Extracted data entries:

::::::::::

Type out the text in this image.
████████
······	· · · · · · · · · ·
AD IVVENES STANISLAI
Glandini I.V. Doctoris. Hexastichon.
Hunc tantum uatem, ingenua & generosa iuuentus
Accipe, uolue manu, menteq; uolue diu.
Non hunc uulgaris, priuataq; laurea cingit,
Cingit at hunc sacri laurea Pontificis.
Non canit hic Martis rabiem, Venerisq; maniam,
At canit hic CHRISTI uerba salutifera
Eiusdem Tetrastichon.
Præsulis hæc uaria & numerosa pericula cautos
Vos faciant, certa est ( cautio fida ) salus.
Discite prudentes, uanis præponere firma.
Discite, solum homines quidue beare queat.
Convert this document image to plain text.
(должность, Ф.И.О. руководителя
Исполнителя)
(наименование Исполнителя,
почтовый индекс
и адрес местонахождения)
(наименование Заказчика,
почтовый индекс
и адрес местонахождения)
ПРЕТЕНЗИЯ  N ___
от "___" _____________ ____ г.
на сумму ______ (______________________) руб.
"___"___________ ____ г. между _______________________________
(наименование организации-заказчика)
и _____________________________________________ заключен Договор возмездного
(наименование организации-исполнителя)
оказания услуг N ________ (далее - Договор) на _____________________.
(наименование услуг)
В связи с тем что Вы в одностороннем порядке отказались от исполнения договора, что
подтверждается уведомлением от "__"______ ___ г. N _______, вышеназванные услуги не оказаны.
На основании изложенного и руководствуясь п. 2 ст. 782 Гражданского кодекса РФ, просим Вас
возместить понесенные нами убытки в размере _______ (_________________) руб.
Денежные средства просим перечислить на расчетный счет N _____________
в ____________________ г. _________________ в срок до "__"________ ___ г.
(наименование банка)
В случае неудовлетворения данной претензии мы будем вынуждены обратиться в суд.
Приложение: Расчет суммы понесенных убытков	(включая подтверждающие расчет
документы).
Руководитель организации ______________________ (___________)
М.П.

::::::::::

[WORK REQUIRED] Using the listing above, pull out all lines that hold the word "просим".

[RESULT OF THIS TASK]
На основании изложенного и руководствуясь п. 2 ст. 782 Гражданского кодекса РФ, просим Вас
Денежные средства просим перечислить на расчетный счет N _____________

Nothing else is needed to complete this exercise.